**Short task**
State how many lines in the records hold the word "JSON", giving the number and no other text.

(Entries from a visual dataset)
** BEGIN **
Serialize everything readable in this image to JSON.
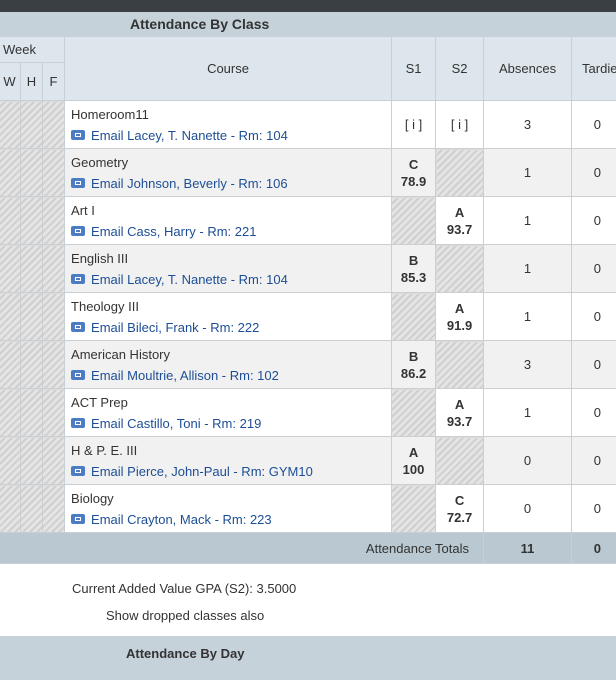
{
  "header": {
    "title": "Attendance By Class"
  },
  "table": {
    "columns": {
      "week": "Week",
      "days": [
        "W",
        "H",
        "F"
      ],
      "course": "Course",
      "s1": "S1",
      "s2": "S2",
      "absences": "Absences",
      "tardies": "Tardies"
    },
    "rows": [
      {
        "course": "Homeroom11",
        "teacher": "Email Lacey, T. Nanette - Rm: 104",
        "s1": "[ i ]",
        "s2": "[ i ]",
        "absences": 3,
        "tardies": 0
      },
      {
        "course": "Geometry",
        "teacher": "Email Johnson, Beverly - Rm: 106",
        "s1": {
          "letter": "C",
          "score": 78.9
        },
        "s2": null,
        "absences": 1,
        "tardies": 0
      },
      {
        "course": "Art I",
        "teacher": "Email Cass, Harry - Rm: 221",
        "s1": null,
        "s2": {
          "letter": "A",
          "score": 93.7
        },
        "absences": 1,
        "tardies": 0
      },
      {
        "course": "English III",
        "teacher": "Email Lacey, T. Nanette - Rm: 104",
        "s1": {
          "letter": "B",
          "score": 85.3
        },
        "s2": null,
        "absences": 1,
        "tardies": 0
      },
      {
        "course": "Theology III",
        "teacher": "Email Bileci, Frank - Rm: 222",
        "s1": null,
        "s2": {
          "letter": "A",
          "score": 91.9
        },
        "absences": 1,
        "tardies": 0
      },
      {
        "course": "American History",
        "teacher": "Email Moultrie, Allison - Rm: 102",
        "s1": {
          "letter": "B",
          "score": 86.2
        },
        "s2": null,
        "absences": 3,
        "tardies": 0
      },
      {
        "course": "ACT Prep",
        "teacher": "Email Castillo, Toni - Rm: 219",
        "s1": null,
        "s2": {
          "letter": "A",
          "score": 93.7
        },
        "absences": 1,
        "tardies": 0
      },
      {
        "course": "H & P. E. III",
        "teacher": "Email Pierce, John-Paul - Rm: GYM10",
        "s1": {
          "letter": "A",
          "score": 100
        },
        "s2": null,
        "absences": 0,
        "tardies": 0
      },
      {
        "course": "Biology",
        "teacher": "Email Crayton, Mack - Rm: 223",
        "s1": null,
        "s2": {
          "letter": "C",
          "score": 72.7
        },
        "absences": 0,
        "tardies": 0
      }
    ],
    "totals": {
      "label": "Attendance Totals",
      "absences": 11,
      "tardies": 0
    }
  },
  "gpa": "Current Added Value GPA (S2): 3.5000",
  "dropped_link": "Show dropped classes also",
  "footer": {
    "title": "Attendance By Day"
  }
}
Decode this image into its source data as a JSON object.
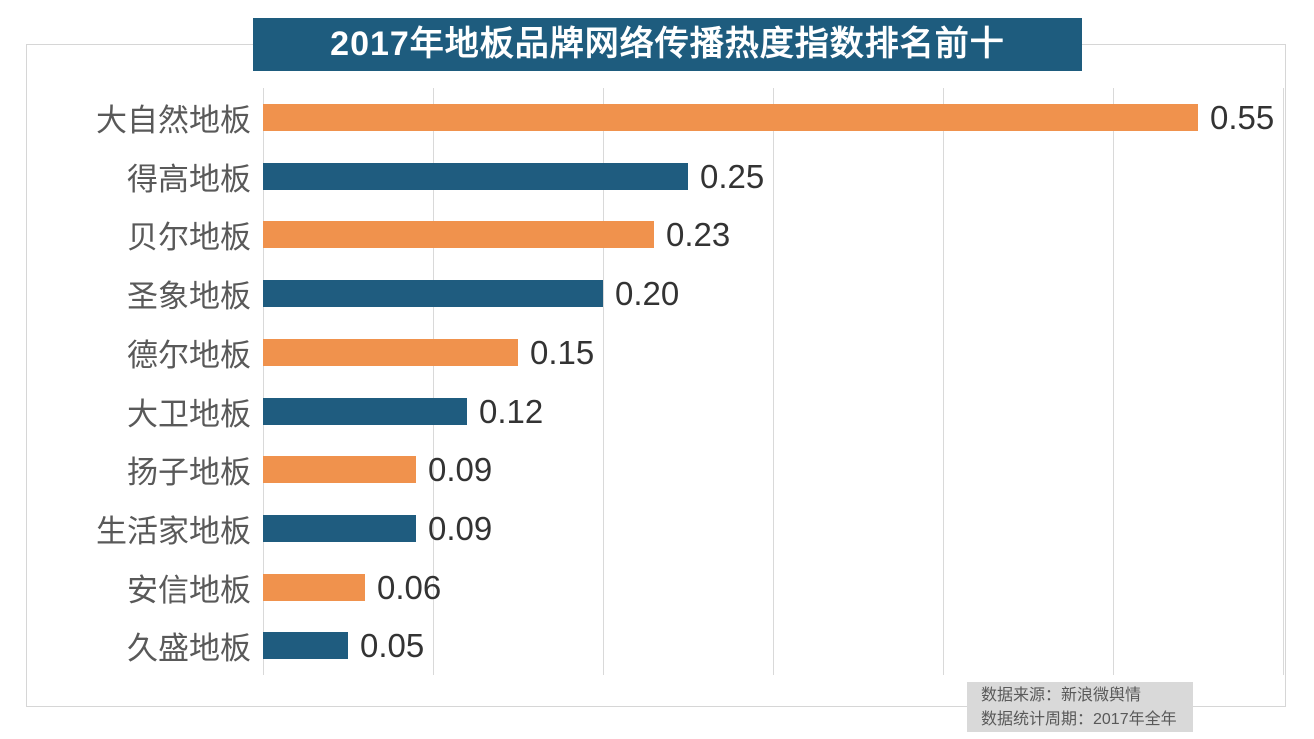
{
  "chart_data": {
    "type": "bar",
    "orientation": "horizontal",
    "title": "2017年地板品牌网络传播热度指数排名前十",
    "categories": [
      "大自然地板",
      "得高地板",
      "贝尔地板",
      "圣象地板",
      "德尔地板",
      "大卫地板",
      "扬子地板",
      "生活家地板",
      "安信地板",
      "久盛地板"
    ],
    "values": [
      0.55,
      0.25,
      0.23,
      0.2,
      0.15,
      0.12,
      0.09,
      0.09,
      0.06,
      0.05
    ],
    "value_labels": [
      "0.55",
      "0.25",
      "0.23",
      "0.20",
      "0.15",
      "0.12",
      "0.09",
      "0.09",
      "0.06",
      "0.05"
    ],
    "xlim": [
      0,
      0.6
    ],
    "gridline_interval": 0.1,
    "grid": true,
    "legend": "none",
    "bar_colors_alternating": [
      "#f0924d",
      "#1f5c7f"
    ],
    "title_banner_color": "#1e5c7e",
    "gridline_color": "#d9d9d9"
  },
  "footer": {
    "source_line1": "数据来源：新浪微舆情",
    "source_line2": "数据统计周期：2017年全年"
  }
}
** END **
**The reply**
2